Problem: In the data below, find every line with the string "color" and pull it out.

Data to process:
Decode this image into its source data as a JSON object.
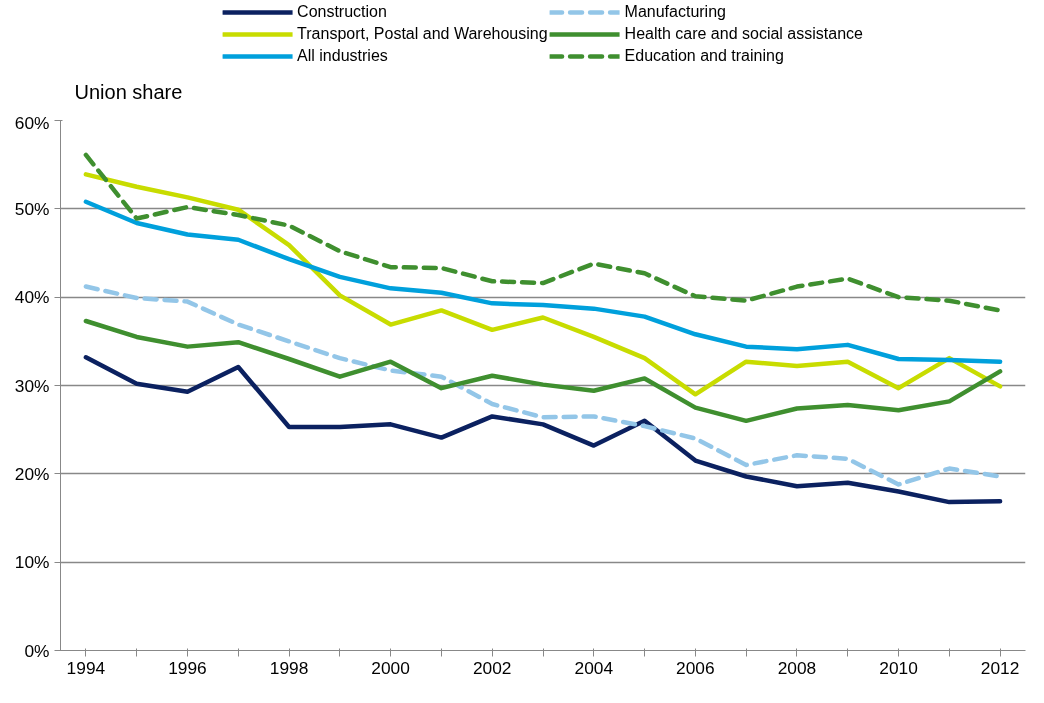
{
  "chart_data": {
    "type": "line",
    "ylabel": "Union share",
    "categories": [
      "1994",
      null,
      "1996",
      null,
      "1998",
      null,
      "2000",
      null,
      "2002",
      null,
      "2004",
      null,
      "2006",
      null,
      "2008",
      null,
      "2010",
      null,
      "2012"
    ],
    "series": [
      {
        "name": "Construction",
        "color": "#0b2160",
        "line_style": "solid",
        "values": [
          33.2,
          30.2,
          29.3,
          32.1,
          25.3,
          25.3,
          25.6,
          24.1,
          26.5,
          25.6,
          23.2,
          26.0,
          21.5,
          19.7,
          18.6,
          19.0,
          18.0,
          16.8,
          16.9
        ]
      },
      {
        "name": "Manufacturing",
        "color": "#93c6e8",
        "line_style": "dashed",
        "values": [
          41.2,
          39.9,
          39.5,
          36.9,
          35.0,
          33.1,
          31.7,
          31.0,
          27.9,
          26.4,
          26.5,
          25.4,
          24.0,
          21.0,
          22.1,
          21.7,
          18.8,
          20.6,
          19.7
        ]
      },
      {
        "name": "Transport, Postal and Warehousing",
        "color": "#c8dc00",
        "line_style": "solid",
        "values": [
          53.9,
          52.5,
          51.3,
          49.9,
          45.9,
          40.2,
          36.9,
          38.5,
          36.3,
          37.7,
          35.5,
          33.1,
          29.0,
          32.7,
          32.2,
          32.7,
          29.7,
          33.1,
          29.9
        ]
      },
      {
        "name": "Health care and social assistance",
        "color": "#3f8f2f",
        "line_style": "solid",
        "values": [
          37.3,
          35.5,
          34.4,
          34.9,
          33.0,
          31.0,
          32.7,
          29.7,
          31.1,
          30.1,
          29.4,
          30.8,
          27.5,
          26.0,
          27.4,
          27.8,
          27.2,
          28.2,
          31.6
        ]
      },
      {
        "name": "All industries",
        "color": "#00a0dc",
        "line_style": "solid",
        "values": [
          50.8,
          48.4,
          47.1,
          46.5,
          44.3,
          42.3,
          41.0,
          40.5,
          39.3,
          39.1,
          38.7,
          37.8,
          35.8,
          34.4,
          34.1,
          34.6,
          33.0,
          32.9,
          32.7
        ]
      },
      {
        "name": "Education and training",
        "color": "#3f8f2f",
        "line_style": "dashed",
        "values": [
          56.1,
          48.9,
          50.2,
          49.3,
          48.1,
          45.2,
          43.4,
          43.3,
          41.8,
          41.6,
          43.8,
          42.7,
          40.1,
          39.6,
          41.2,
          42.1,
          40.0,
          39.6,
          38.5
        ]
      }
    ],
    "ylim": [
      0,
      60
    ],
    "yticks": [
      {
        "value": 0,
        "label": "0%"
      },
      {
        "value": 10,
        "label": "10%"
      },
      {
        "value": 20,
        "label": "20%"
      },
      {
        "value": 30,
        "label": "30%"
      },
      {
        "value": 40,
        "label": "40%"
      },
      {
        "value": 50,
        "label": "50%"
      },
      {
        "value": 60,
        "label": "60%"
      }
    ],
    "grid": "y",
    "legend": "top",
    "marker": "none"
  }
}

Exercise response:
        "color": "#0b2160",
        "color": "#93c6e8",
        "color": "#c8dc00",
        "color": "#3f8f2f",
        "color": "#00a0dc",
        "color": "#3f8f2f",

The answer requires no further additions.